┌────────

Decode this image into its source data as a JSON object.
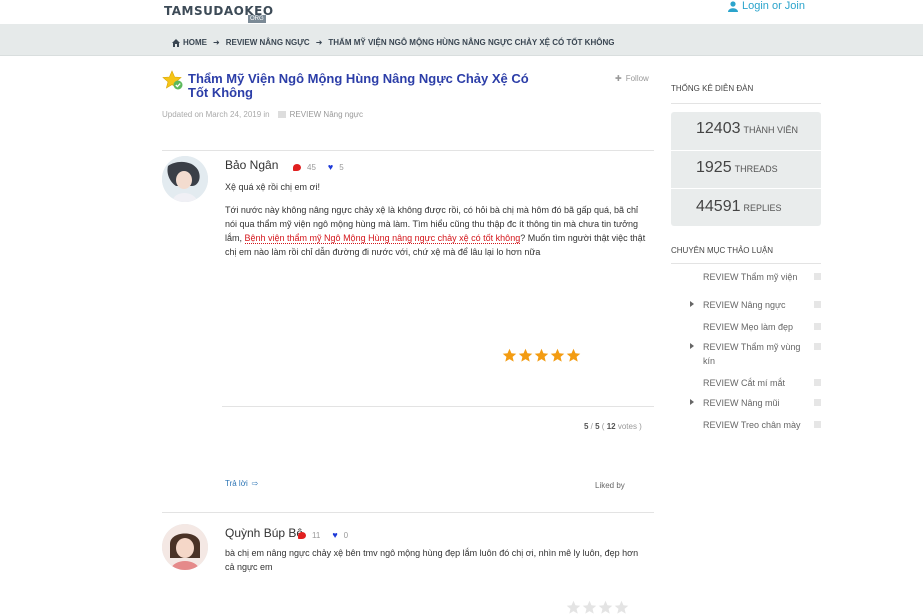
{
  "header": {
    "logo": "TAMSUDAOKEO",
    "logo_sub": "ORG",
    "login_label": "Login or Join"
  },
  "breadcrumb": {
    "home": "HOME",
    "section": "REVIEW NÂNG NGỰC",
    "current": "THẨM MỸ VIỆN NGÔ MỘNG HÙNG NÂNG NGỰC CHẢY XỆ CÓ TỐT KHÔNG"
  },
  "thread": {
    "title": "Thẩm Mỹ Viện Ngô Mộng Hùng Nâng Ngực Chảy Xệ Có Tốt Không",
    "follow_label": "Follow",
    "updated": "Updated on March 24, 2019 in",
    "category": "REVIEW Nâng ngực"
  },
  "posts": [
    {
      "author": "Bảo Ngân",
      "comments": "45",
      "likes": "5",
      "line1": "Xệ quá xệ rồi chị em ơi!",
      "p_before": "Tới nước này không nâng ngực chảy xệ là không được rồi, có hỏi bà chị mà hôm đó bã gấp quá, bã chỉ nói qua thẩm mỹ viện ngô mộng hùng mà làm. Tìm hiểu cũng thu thập đc ít thông tin mà chưa tin tưởng lắm, ",
      "link": "Bệnh viện thẩm mỹ Ngô Mộng Hùng nâng ngực chảy xệ có tốt không",
      "p_after": "? Muốn tìm người thật việc thật chị em nào làm rồi chỉ dẫn đường đi nước với, chứ xệ mà để lâu lại lo hơn nữa",
      "rating_value": "5",
      "rating_max": "5",
      "votes": "12",
      "votes_label": "votes",
      "reply_label": "Trả lời",
      "liked_by": "Liked by"
    },
    {
      "author": "Quỳnh Búp Bê",
      "comments": "11",
      "likes": "0",
      "line1": "bà chị em nâng ngực chảy xệ bên tmv ngô mộng hùng đẹp lắm luôn đó chị ơi, nhìn mê ly luôn, đẹp hơn cả ngực em"
    }
  ],
  "sidebar": {
    "stats_heading": "THỐNG KÊ DIỄN ĐÀN",
    "members_value": "12403",
    "members_label": "THÀNH VIÊN",
    "threads_value": "1925",
    "threads_label": "THREADS",
    "replies_value": "44591",
    "replies_label": "REPLIES",
    "categories_heading": "CHUYÊN MỤC THẢO LUẬN",
    "categories": [
      {
        "label": "REVIEW Thẩm mỹ viện",
        "arrow": false
      },
      {
        "label": "REVIEW Nâng ngực",
        "arrow": true
      },
      {
        "label": "REVIEW Mẹo làm đẹp",
        "arrow": false
      },
      {
        "label": "REVIEW Thẩm mỹ vùng kín",
        "arrow": true
      },
      {
        "label": "REVIEW Cắt mí mắt",
        "arrow": false
      },
      {
        "label": "REVIEW Nâng mũi",
        "arrow": true
      },
      {
        "label": "REVIEW Treo chân mày",
        "arrow": false
      }
    ]
  },
  "colors": {
    "title_blue": "#2c3ea8",
    "link_red": "#d4161b",
    "star_orange": "#f39c12",
    "login_blue": "#2ba4cc"
  }
}
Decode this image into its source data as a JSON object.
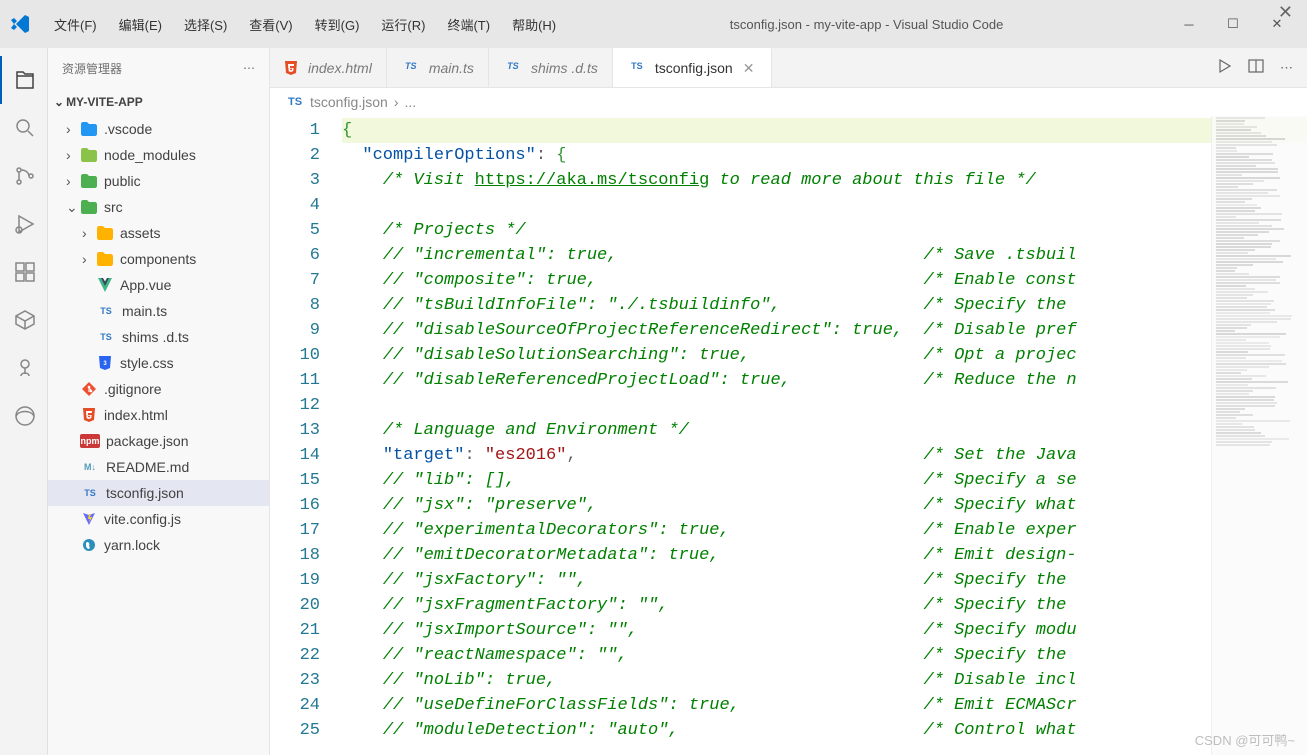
{
  "window": {
    "title": "tsconfig.json - my-vite-app - Visual Studio Code",
    "menu": [
      "文件(F)",
      "编辑(E)",
      "选择(S)",
      "查看(V)",
      "转到(G)",
      "运行(R)",
      "终端(T)",
      "帮助(H)"
    ]
  },
  "sidebar": {
    "title": "资源管理器",
    "project": "MY-VITE-APP",
    "tree": [
      {
        "label": ".vscode",
        "icon": "folder-vscode",
        "chev": ">",
        "indent": 0
      },
      {
        "label": "node_modules",
        "icon": "folder-node",
        "chev": ">",
        "indent": 0
      },
      {
        "label": "public",
        "icon": "folder-public",
        "chev": ">",
        "indent": 0
      },
      {
        "label": "src",
        "icon": "folder-src",
        "chev": "v",
        "indent": 0
      },
      {
        "label": "assets",
        "icon": "folder-assets",
        "chev": ">",
        "indent": 1
      },
      {
        "label": "components",
        "icon": "folder-components",
        "chev": ">",
        "indent": 1
      },
      {
        "label": "App.vue",
        "icon": "vue",
        "chev": "",
        "indent": 1
      },
      {
        "label": "main.ts",
        "icon": "ts",
        "chev": "",
        "indent": 1
      },
      {
        "label": "shims .d.ts",
        "icon": "ts",
        "chev": "",
        "indent": 1
      },
      {
        "label": "style.css",
        "icon": "css",
        "chev": "",
        "indent": 1
      },
      {
        "label": ".gitignore",
        "icon": "git",
        "chev": "",
        "indent": 0
      },
      {
        "label": "index.html",
        "icon": "html",
        "chev": "",
        "indent": 0
      },
      {
        "label": "package.json",
        "icon": "npm",
        "chev": "",
        "indent": 0
      },
      {
        "label": "README.md",
        "icon": "md",
        "chev": "",
        "indent": 0
      },
      {
        "label": "tsconfig.json",
        "icon": "tsj",
        "chev": "",
        "indent": 0,
        "selected": true
      },
      {
        "label": "vite.config.js",
        "icon": "vite",
        "chev": "",
        "indent": 0
      },
      {
        "label": "yarn.lock",
        "icon": "yarn",
        "chev": "",
        "indent": 0
      }
    ]
  },
  "tabs": [
    {
      "label": "index.html",
      "icon": "html",
      "active": false
    },
    {
      "label": "main.ts",
      "icon": "ts",
      "active": false
    },
    {
      "label": "shims .d.ts",
      "icon": "ts",
      "active": false
    },
    {
      "label": "tsconfig.json",
      "icon": "tsj",
      "active": true
    }
  ],
  "breadcrumb": {
    "file": "tsconfig.json",
    "rest": "..."
  },
  "code": {
    "lines": [
      {
        "n": 1,
        "hl": true,
        "html": "<span class='brace'>{</span>"
      },
      {
        "n": 2,
        "html": "  <span class='str-key'>\"compilerOptions\"</span><span class='punct'>:</span> <span class='brace'>{</span>"
      },
      {
        "n": 3,
        "html": "    <span class='comment'>/* Visit </span><span class='link'>https://aka.ms/tsconfig</span><span class='comment'> to read more about this file */</span>"
      },
      {
        "n": 4,
        "html": ""
      },
      {
        "n": 5,
        "html": "    <span class='comment'>/* Projects */</span>"
      },
      {
        "n": 6,
        "html": "    <span class='comment'>// \"incremental\": true,                              /* Save .tsbuil</span>"
      },
      {
        "n": 7,
        "html": "    <span class='comment'>// \"composite\": true,                                /* Enable const</span>"
      },
      {
        "n": 8,
        "html": "    <span class='comment'>// \"tsBuildInfoFile\": \"./.tsbuildinfo\",              /* Specify the </span>"
      },
      {
        "n": 9,
        "html": "    <span class='comment'>// \"disableSourceOfProjectReferenceRedirect\": true,  /* Disable pref</span>"
      },
      {
        "n": 10,
        "html": "    <span class='comment'>// \"disableSolutionSearching\": true,                 /* Opt a projec</span>"
      },
      {
        "n": 11,
        "html": "    <span class='comment'>// \"disableReferencedProjectLoad\": true,             /* Reduce the n</span>"
      },
      {
        "n": 12,
        "html": ""
      },
      {
        "n": 13,
        "html": "    <span class='comment'>/* Language and Environment */</span>"
      },
      {
        "n": 14,
        "html": "    <span class='str-key'>\"target\"</span><span class='punct'>:</span> <span class='str-val'>\"es2016\"</span><span class='punct'>,</span>                                  <span class='comment'>/* Set the Java</span>"
      },
      {
        "n": 15,
        "html": "    <span class='comment'>// \"lib\": [],                                        /* Specify a se</span>"
      },
      {
        "n": 16,
        "html": "    <span class='comment'>// \"jsx\": \"preserve\",                                /* Specify what</span>"
      },
      {
        "n": 17,
        "html": "    <span class='comment'>// \"experimentalDecorators\": true,                   /* Enable exper</span>"
      },
      {
        "n": 18,
        "html": "    <span class='comment'>// \"emitDecoratorMetadata\": true,                    /* Emit design-</span>"
      },
      {
        "n": 19,
        "html": "    <span class='comment'>// \"jsxFactory\": \"\",                                 /* Specify the </span>"
      },
      {
        "n": 20,
        "html": "    <span class='comment'>// \"jsxFragmentFactory\": \"\",                         /* Specify the </span>"
      },
      {
        "n": 21,
        "html": "    <span class='comment'>// \"jsxImportSource\": \"\",                            /* Specify modu</span>"
      },
      {
        "n": 22,
        "html": "    <span class='comment'>// \"reactNamespace\": \"\",                             /* Specify the </span>"
      },
      {
        "n": 23,
        "html": "    <span class='comment'>// \"noLib\": true,                                    /* Disable incl</span>"
      },
      {
        "n": 24,
        "html": "    <span class='comment'>// \"useDefineForClassFields\": true,                  /* Emit ECMAScr</span>"
      },
      {
        "n": 25,
        "html": "    <span class='comment'>// \"moduleDetection\": \"auto\",                        /* Control what</span>"
      }
    ]
  },
  "watermark": "CSDN @可可鸭~",
  "icons": {
    "html": "#e44d26",
    "ts": "#3178c6",
    "tsj": "#3178c6",
    "css": "#2965f1",
    "vue": "#41b883",
    "git": "#f05032",
    "npm": "#cb3837",
    "md": "#519aba",
    "vite": "#646cff",
    "yarn": "#2c8ebb",
    "folder-vscode": "#2196f3",
    "folder-node": "#8bc34a",
    "folder-public": "#4caf50",
    "folder-src": "#4caf50",
    "folder-assets": "#ffb300",
    "folder-components": "#ffb300"
  },
  "iconText": {
    "ts": "TS",
    "tsj": "TS",
    "html": "",
    "css": "",
    "npm": "npm",
    "md": "M↓"
  }
}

└────────

OBJECTIVE -
Gather each line in these records that contains the string "yarn".

SOLUTION FOR THIS EXERCISE -
        "label": "yarn.lock",
        "icon": "yarn",
    "yarn": "#2c8ebb",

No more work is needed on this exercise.